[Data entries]
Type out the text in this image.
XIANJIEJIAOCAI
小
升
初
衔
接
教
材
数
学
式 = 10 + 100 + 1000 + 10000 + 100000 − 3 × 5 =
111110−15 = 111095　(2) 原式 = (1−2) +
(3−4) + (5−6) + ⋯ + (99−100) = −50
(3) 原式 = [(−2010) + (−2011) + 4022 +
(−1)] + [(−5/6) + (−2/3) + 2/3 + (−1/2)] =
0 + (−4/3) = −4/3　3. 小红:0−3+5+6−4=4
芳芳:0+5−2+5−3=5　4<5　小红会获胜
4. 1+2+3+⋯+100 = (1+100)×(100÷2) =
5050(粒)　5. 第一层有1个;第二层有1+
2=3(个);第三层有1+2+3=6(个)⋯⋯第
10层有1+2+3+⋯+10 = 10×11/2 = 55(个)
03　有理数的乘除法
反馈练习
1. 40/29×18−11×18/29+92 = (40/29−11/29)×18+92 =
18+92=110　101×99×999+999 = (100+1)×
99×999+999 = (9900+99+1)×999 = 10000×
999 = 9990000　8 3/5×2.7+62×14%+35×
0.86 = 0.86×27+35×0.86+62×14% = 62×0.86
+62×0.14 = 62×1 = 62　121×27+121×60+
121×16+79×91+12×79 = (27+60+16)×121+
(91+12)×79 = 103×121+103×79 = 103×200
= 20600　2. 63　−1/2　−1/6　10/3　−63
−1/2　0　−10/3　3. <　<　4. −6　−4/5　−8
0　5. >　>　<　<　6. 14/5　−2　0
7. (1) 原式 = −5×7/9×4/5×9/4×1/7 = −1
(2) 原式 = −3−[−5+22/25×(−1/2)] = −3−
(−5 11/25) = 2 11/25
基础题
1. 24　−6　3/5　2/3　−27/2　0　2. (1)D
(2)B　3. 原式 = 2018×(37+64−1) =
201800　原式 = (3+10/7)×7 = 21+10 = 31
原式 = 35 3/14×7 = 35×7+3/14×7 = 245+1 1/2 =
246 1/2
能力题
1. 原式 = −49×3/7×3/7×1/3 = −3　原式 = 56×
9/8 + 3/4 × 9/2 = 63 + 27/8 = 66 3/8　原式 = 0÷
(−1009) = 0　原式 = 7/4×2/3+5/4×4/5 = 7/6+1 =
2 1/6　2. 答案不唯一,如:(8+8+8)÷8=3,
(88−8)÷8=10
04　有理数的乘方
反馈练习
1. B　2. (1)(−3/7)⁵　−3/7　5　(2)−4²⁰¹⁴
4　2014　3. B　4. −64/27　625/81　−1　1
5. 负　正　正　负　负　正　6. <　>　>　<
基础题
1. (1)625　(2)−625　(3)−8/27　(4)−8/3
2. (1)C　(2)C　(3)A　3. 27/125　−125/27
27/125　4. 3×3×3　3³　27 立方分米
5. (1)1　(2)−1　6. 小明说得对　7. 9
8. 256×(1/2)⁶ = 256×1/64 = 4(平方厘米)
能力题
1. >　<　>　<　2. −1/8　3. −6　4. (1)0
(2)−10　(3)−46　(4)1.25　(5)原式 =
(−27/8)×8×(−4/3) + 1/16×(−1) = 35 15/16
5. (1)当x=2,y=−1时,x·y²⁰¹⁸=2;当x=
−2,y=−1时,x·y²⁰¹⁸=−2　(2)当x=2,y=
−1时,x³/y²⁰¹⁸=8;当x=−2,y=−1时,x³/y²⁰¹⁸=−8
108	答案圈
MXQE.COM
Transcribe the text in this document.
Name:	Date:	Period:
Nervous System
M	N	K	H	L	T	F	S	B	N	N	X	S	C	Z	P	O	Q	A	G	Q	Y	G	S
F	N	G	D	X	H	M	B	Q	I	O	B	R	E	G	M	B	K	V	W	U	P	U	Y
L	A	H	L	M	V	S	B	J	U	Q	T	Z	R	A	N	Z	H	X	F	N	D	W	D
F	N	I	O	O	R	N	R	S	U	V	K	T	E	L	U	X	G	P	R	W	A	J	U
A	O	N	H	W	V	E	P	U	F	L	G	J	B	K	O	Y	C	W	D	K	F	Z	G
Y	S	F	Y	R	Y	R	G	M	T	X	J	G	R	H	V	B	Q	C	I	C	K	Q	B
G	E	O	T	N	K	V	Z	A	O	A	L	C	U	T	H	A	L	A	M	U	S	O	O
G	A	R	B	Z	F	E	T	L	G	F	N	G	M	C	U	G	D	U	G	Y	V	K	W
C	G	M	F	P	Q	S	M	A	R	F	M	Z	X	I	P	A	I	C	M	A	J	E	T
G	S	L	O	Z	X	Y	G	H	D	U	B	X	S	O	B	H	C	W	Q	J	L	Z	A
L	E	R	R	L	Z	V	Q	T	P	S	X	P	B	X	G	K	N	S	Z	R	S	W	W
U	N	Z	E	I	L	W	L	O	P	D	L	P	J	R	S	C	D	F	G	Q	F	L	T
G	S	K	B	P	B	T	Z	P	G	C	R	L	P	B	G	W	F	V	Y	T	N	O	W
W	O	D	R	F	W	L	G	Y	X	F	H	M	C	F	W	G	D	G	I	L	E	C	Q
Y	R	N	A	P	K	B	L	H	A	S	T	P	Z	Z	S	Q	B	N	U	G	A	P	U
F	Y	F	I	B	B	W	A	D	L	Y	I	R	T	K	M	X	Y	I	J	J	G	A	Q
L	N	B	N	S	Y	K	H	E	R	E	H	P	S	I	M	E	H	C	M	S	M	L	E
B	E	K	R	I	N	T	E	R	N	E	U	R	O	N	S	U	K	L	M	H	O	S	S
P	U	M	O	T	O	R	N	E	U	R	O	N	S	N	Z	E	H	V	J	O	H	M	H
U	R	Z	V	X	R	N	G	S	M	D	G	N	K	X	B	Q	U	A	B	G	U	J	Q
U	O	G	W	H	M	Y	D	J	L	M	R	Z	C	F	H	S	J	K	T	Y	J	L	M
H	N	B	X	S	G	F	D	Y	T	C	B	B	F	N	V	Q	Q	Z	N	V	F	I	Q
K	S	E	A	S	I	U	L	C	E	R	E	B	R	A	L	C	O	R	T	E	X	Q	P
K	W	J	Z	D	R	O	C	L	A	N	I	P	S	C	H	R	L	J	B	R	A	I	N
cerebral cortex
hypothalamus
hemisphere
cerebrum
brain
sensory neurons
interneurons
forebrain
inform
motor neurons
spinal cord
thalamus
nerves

Challenge ▸ The records above should be returned exactly.

Exercise output ▸
Type out the text in this image.
XIANJIEJIAOCAI
小
升
初
衔
接
教
材
数
学
式 = 10 + 100 + 1000 + 10000 + 100000 − 3 × 5 =
111110−15 = 111095　(2) 原式 = (1−2) +
(3−4) + (5−6) + ⋯ + (99−100) = −50
(3) 原式 = [(−2010) + (−2011) + 4022 +
(−1)] + [(−5/6) + (−2/3) + 2/3 + (−1/2)] =
0 + (−4/3) = −4/3　3. 小红:0−3+5+6−4=4
芳芳:0+5−2+5−3=5　4<5　小红会获胜
4. 1+2+3+⋯+100 = (1+100)×(100÷2) =
5050(粒)　5. 第一层有1个;第二层有1+
2=3(个);第三层有1+2+3=6(个)⋯⋯第
10层有1+2+3+⋯+10 = 10×11/2 = 55(个)
03　有理数的乘除法
反馈练习
1. 40/29×18−11×18/29+92 = (40/29−11/29)×18+92 =
18+92=110　101×99×999+999 = (100+1)×
99×999+999 = (9900+99+1)×999 = 10000×
999 = 9990000　8 3/5×2.7+62×14%+35×
0.86 = 0.86×27+35×0.86+62×14% = 62×0.86
+62×0.14 = 62×1 = 62　121×27+121×60+
121×16+79×91+12×79 = (27+60+16)×121+
(91+12)×79 = 103×121+103×79 = 103×200
= 20600　2. 63　−1/2　−1/6　10/3　−63
−1/2　0　−10/3　3. <　<　4. −6　−4/5　−8
0　5. >　>　<　<　6. 14/5　−2　0
7. (1) 原式 = −5×7/9×4/5×9/4×1/7 = −1
(2) 原式 = −3−[−5+22/25×(−1/2)] = −3−
(−5 11/25) = 2 11/25
基础题
1. 24　−6　3/5　2/3　−27/2　0　2. (1)D
(2)B　3. 原式 = 2018×(37+64−1) =
201800　原式 = (3+10/7)×7 = 21+10 = 31
原式 = 35 3/14×7 = 35×7+3/14×7 = 245+1 1/2 =
246 1/2
能力题
1. 原式 = −49×3/7×3/7×1/3 = −3　原式 = 56×
9/8 + 3/4 × 9/2 = 63 + 27/8 = 66 3/8　原式 = 0÷
(−1009) = 0　原式 = 7/4×2/3+5/4×4/5 = 7/6+1 =
2 1/6　2. 答案不唯一,如:(8+8+8)÷8=3,
(88−8)÷8=10
04　有理数的乘方
反馈练习
1. B　2. (1)(−3/7)⁵　−3/7　5　(2)−4²⁰¹⁴
4　2014　3. B　4. −64/27　625/81　−1　1
5. 负　正　正　负　负　正　6. <　>　>　<
基础题
1. (1)625　(2)−625　(3)−8/27　(4)−8/3
2. (1)C　(2)C　(3)A　3. 27/125　−125/27
27/125　4. 3×3×3　3³　27 立方分米
5. (1)1　(2)−1　6. 小明说得对　7. 9
8. 256×(1/2)⁶ = 256×1/64 = 4(平方厘米)
能力题
1. >　<　>　<　2. −1/8　3. −6　4. (1)0
(2)−10　(3)−46　(4)1.25　(5)原式 =
(−27/8)×8×(−4/3) + 1/16×(−1) = 35 15/16
5. (1)当x=2,y=−1时,x·y²⁰¹⁸=2;当x=
−2,y=−1时,x·y²⁰¹⁸=−2　(2)当x=2,y=
−1时,x³/y²⁰¹⁸=8;当x=−2,y=−1时,x³/y²⁰¹⁸=−8
108	答案圈
MXQE.COM
Transcribe the text in this document.
Name:	Date:	Period:
Nervous System
M	N	K	H	L	T	F	S	B	N	N	X	S	C	Z	P	O	Q	A	G	Q	Y	G	S
F	N	G	D	X	H	M	B	Q	I	O	B	R	E	G	M	B	K	V	W	U	P	U	Y
L	A	H	L	M	V	S	B	J	U	Q	T	Z	R	A	N	Z	H	X	F	N	D	W	D
F	N	I	O	O	R	N	R	S	U	V	K	T	E	L	U	X	G	P	R	W	A	J	U
A	O	N	H	W	V	E	P	U	F	L	G	J	B	K	O	Y	C	W	D	K	F	Z	G
Y	S	F	Y	R	Y	R	G	M	T	X	J	G	R	H	V	B	Q	C	I	C	K	Q	B
G	E	O	T	N	K	V	Z	A	O	A	L	C	U	T	H	A	L	A	M	U	S	O	O
G	A	R	B	Z	F	E	T	L	G	F	N	G	M	C	U	G	D	U	G	Y	V	K	W
C	G	M	F	P	Q	S	M	A	R	F	M	Z	X	I	P	A	I	C	M	A	J	E	T
G	S	L	O	Z	X	Y	G	H	D	U	B	X	S	O	B	H	C	W	Q	J	L	Z	A
L	E	R	R	L	Z	V	Q	T	P	S	X	P	B	X	G	K	N	S	Z	R	S	W	W
U	N	Z	E	I	L	W	L	O	P	D	L	P	J	R	S	C	D	F	G	Q	F	L	T
G	S	K	B	P	B	T	Z	P	G	C	R	L	P	B	G	W	F	V	Y	T	N	O	W
W	O	D	R	F	W	L	G	Y	X	F	H	M	C	F	W	G	D	G	I	L	E	C	Q
Y	R	N	A	P	K	B	L	H	A	S	T	P	Z	Z	S	Q	B	N	U	G	A	P	U
F	Y	F	I	B	B	W	A	D	L	Y	I	R	T	K	M	X	Y	I	J	J	G	A	Q
L	N	B	N	S	Y	K	H	E	R	E	H	P	S	I	M	E	H	C	M	S	M	L	E
B	E	K	R	I	N	T	E	R	N	E	U	R	O	N	S	U	K	L	M	H	O	S	S
P	U	M	O	T	O	R	N	E	U	R	O	N	S	N	Z	E	H	V	J	O	H	M	H
U	R	Z	V	X	R	N	G	S	M	D	G	N	K	X	B	Q	U	A	B	G	U	J	Q
U	O	G	W	H	M	Y	D	J	L	M	R	Z	C	F	H	S	J	K	T	Y	J	L	M
H	N	B	X	S	G	F	D	Y	T	C	B	B	F	N	V	Q	Q	Z	N	V	F	I	Q
K	S	E	A	S	I	U	L	C	E	R	E	B	R	A	L	C	O	R	T	E	X	Q	P
K	W	J	Z	D	R	O	C	L	A	N	I	P	S	C	H	R	L	J	B	R	A	I	N
cerebral cortex
hypothalamus
hemisphere
cerebrum
brain
sensory neurons
interneurons
forebrain
inform
motor neurons
spinal cord
thalamus
nerves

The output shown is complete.